--- start of PROVIDED DATA ---

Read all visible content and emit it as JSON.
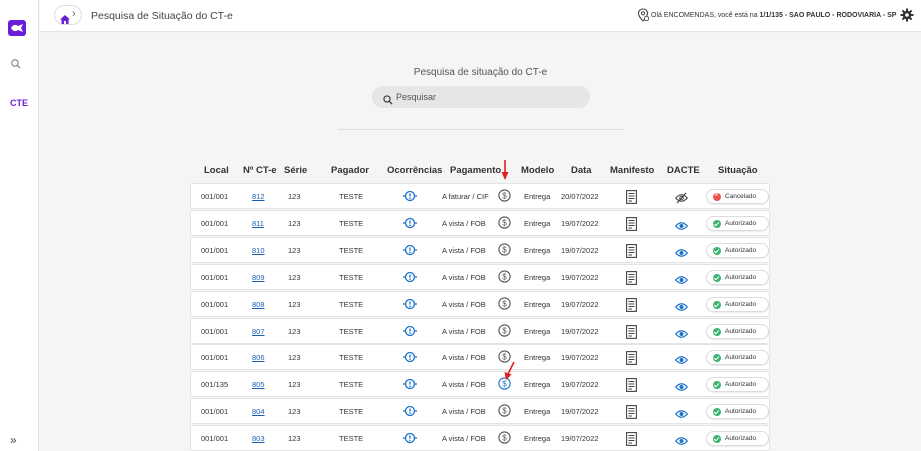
{
  "sidebar": {
    "cte_label": "CTE",
    "icons": [
      "app-logo-icon",
      "search-icon",
      "expand-icon"
    ],
    "expand_label": "»"
  },
  "header": {
    "breadcrumb_chevron": "›",
    "title": "Pesquisa de Situação do CT-e",
    "user_greeting": "Olá ENCOMENDAS, você está na ",
    "user_location": "1/1/135 - SAO PAULO - RODOVIARIA - SP"
  },
  "main": {
    "heading": "Pesquisa de situação do CT-e",
    "search_placeholder": "Pesquisar"
  },
  "table": {
    "columns": [
      "Local",
      "Nº CT-e",
      "Série",
      "Pagador",
      "Ocorrências",
      "Pagamento",
      "Modelo",
      "Data",
      "Manifesto",
      "DACTE",
      "Situação"
    ],
    "rows": [
      {
        "local": "001/001",
        "cte": "812",
        "serie": "123",
        "pagador": "TESTE",
        "pagamento": "A faturar / CIF",
        "modelo": "Entrega",
        "data": "20/07/2022",
        "situacao": "Cancelado",
        "status": "cancelado",
        "dacte_visible": false
      },
      {
        "local": "001/001",
        "cte": "811",
        "serie": "123",
        "pagador": "TESTE",
        "pagamento": "A vista / FOB",
        "modelo": "Entrega",
        "data": "19/07/2022",
        "situacao": "Autorizado",
        "status": "autorizado",
        "dacte_visible": true
      },
      {
        "local": "001/001",
        "cte": "810",
        "serie": "123",
        "pagador": "TESTE",
        "pagamento": "A vista / FOB",
        "modelo": "Entrega",
        "data": "19/07/2022",
        "situacao": "Autorizado",
        "status": "autorizado",
        "dacte_visible": true
      },
      {
        "local": "001/001",
        "cte": "809",
        "serie": "123",
        "pagador": "TESTE",
        "pagamento": "A vista / FOB",
        "modelo": "Entrega",
        "data": "19/07/2022",
        "situacao": "Autorizado",
        "status": "autorizado",
        "dacte_visible": true
      },
      {
        "local": "001/001",
        "cte": "808",
        "serie": "123",
        "pagador": "TESTE",
        "pagamento": "A vista / FOB",
        "modelo": "Entrega",
        "data": "19/07/2022",
        "situacao": "Autorizado",
        "status": "autorizado",
        "dacte_visible": true
      },
      {
        "local": "001/001",
        "cte": "807",
        "serie": "123",
        "pagador": "TESTE",
        "pagamento": "A vista / FOB",
        "modelo": "Entrega",
        "data": "19/07/2022",
        "situacao": "Autorizado",
        "status": "autorizado",
        "dacte_visible": true
      },
      {
        "local": "001/001",
        "cte": "806",
        "serie": "123",
        "pagador": "TESTE",
        "pagamento": "A vista / FOB",
        "modelo": "Entrega",
        "data": "19/07/2022",
        "situacao": "Autorizado",
        "status": "autorizado",
        "dacte_visible": true
      },
      {
        "local": "001/135",
        "cte": "805",
        "serie": "123",
        "pagador": "TESTE",
        "pagamento": "A vista / FOB",
        "modelo": "Entrega",
        "data": "19/07/2022",
        "situacao": "Autorizado",
        "status": "autorizado",
        "dacte_visible": true,
        "payment_highlighted": true
      },
      {
        "local": "001/001",
        "cte": "804",
        "serie": "123",
        "pagador": "TESTE",
        "pagamento": "A vista / FOB",
        "modelo": "Entrega",
        "data": "19/07/2022",
        "situacao": "Autorizado",
        "status": "autorizado",
        "dacte_visible": true
      },
      {
        "local": "001/001",
        "cte": "803",
        "serie": "123",
        "pagador": "TESTE",
        "pagamento": "A vista / FOB",
        "modelo": "Entrega",
        "data": "19/07/2022",
        "situacao": "Autorizado",
        "status": "autorizado",
        "dacte_visible": true
      }
    ]
  },
  "colors": {
    "brand": "#6a1fd6",
    "link": "#1a5fb4",
    "icon_blue": "#1a73c8",
    "success": "#3cb371",
    "danger": "#e8534a",
    "annotation_arrow": "#e02020"
  }
}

--- end of PROVIDED DATA ---

EXERCISE AIM: Copy the material exactly. Do not include the pictures.

SOLUTION TO THIS EXERCISE:
Read all visible content and emit it as JSON.
{
  "sidebar": {
    "cte_label": "CTE",
    "icons": [
      "app-logo-icon",
      "search-icon",
      "expand-icon"
    ],
    "expand_label": "»"
  },
  "header": {
    "breadcrumb_chevron": "›",
    "title": "Pesquisa de Situação do CT-e",
    "user_greeting": "Olá ENCOMENDAS, você está na ",
    "user_location": "1/1/135 - SAO PAULO - RODOVIARIA - SP"
  },
  "main": {
    "heading": "Pesquisa de situação do CT-e",
    "search_placeholder": "Pesquisar"
  },
  "table": {
    "columns": [
      "Local",
      "Nº CT-e",
      "Série",
      "Pagador",
      "Ocorrências",
      "Pagamento",
      "Modelo",
      "Data",
      "Manifesto",
      "DACTE",
      "Situação"
    ],
    "rows": [
      {
        "local": "001/001",
        "cte": "812",
        "serie": "123",
        "pagador": "TESTE",
        "pagamento": "A faturar / CIF",
        "modelo": "Entrega",
        "data": "20/07/2022",
        "situacao": "Cancelado",
        "status": "cancelado",
        "dacte_visible": false
      },
      {
        "local": "001/001",
        "cte": "811",
        "serie": "123",
        "pagador": "TESTE",
        "pagamento": "A vista / FOB",
        "modelo": "Entrega",
        "data": "19/07/2022",
        "situacao": "Autorizado",
        "status": "autorizado",
        "dacte_visible": true
      },
      {
        "local": "001/001",
        "cte": "810",
        "serie": "123",
        "pagador": "TESTE",
        "pagamento": "A vista / FOB",
        "modelo": "Entrega",
        "data": "19/07/2022",
        "situacao": "Autorizado",
        "status": "autorizado",
        "dacte_visible": true
      },
      {
        "local": "001/001",
        "cte": "809",
        "serie": "123",
        "pagador": "TESTE",
        "pagamento": "A vista / FOB",
        "modelo": "Entrega",
        "data": "19/07/2022",
        "situacao": "Autorizado",
        "status": "autorizado",
        "dacte_visible": true
      },
      {
        "local": "001/001",
        "cte": "808",
        "serie": "123",
        "pagador": "TESTE",
        "pagamento": "A vista / FOB",
        "modelo": "Entrega",
        "data": "19/07/2022",
        "situacao": "Autorizado",
        "status": "autorizado",
        "dacte_visible": true
      },
      {
        "local": "001/001",
        "cte": "807",
        "serie": "123",
        "pagador": "TESTE",
        "pagamento": "A vista / FOB",
        "modelo": "Entrega",
        "data": "19/07/2022",
        "situacao": "Autorizado",
        "status": "autorizado",
        "dacte_visible": true
      },
      {
        "local": "001/001",
        "cte": "806",
        "serie": "123",
        "pagador": "TESTE",
        "pagamento": "A vista / FOB",
        "modelo": "Entrega",
        "data": "19/07/2022",
        "situacao": "Autorizado",
        "status": "autorizado",
        "dacte_visible": true
      },
      {
        "local": "001/135",
        "cte": "805",
        "serie": "123",
        "pagador": "TESTE",
        "pagamento": "A vista / FOB",
        "modelo": "Entrega",
        "data": "19/07/2022",
        "situacao": "Autorizado",
        "status": "autorizado",
        "dacte_visible": true,
        "payment_highlighted": true
      },
      {
        "local": "001/001",
        "cte": "804",
        "serie": "123",
        "pagador": "TESTE",
        "pagamento": "A vista / FOB",
        "modelo": "Entrega",
        "data": "19/07/2022",
        "situacao": "Autorizado",
        "status": "autorizado",
        "dacte_visible": true
      },
      {
        "local": "001/001",
        "cte": "803",
        "serie": "123",
        "pagador": "TESTE",
        "pagamento": "A vista / FOB",
        "modelo": "Entrega",
        "data": "19/07/2022",
        "situacao": "Autorizado",
        "status": "autorizado",
        "dacte_visible": true
      }
    ]
  },
  "colors": {
    "brand": "#6a1fd6",
    "link": "#1a5fb4",
    "icon_blue": "#1a73c8",
    "success": "#3cb371",
    "danger": "#e8534a",
    "annotation_arrow": "#e02020"
  }
}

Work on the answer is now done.